_Task goal_.
Find all the lines with "クラシック" and gather them.

_Extracted entries_.
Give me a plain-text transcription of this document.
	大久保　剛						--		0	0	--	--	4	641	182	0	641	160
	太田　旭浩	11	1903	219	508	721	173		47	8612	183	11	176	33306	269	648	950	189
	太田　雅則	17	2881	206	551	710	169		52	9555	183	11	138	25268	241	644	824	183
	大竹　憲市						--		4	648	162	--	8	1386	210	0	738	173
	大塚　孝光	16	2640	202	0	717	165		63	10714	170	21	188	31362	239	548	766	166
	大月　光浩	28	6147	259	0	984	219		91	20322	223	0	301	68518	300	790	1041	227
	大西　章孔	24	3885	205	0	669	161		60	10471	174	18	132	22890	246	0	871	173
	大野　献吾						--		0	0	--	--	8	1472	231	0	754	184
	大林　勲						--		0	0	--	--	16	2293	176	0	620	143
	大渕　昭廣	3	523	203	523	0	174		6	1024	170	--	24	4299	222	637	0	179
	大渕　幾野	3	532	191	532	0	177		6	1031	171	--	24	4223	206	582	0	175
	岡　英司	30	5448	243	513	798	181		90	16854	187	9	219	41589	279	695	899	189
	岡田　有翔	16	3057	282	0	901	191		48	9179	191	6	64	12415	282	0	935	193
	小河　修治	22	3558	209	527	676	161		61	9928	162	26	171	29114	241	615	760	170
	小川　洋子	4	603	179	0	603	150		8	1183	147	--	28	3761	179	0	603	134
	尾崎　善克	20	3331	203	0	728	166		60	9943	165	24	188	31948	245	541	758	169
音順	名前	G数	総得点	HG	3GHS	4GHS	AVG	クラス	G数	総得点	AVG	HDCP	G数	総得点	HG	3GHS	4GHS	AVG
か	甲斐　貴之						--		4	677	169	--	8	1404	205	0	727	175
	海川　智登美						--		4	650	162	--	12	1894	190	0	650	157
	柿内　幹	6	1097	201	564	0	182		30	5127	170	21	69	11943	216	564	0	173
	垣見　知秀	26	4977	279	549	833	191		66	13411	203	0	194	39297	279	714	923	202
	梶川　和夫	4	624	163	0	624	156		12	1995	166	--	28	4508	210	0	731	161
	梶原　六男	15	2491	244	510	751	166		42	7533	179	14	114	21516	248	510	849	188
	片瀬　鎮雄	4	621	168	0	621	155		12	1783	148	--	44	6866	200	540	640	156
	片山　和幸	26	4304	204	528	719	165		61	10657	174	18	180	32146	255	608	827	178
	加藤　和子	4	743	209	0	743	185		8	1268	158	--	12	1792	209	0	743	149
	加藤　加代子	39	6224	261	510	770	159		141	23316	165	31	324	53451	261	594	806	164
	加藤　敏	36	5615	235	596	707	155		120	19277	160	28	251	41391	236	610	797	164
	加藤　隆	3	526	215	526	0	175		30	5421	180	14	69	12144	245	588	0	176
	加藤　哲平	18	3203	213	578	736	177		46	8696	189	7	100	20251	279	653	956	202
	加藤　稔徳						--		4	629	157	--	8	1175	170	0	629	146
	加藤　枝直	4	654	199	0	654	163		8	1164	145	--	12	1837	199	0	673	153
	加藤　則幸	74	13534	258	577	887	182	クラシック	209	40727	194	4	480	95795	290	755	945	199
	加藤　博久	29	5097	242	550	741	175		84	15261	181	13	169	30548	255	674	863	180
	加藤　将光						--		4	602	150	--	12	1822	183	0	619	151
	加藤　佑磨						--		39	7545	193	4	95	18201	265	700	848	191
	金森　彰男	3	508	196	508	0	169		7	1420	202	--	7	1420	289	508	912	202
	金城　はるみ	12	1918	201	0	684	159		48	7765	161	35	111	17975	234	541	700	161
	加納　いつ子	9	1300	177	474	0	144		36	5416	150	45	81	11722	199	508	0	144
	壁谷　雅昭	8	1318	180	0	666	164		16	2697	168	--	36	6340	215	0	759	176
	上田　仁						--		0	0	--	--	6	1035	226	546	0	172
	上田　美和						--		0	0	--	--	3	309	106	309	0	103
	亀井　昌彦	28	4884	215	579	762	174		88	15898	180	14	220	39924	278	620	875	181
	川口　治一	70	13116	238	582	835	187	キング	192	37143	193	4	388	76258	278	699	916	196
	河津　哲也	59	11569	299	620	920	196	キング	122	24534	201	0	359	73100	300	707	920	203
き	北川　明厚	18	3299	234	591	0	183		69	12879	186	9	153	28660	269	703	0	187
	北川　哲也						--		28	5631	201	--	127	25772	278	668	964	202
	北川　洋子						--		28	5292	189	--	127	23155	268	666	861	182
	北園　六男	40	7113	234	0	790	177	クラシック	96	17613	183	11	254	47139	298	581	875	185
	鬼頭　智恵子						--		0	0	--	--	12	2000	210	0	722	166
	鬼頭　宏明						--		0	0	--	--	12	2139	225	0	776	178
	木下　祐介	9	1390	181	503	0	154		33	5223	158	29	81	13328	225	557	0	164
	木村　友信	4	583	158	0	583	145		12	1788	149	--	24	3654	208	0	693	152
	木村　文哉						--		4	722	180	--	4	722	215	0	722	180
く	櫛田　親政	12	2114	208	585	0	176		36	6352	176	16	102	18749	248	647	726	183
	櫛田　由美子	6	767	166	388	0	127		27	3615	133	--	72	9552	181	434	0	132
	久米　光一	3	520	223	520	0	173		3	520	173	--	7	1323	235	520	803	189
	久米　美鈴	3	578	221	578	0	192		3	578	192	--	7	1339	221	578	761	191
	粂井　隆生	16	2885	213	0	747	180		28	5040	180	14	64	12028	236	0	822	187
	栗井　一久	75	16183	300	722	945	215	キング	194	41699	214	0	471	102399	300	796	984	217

_Task response_.
	加藤　則幸	74	13534	258	577	887	182	クラシック	209	40727	194	4	480	95795	290	755	945	199
	北園　六男	40	7113	234	0	790	177	クラシック	96	17613	183	11	254	47139	298	581	875	185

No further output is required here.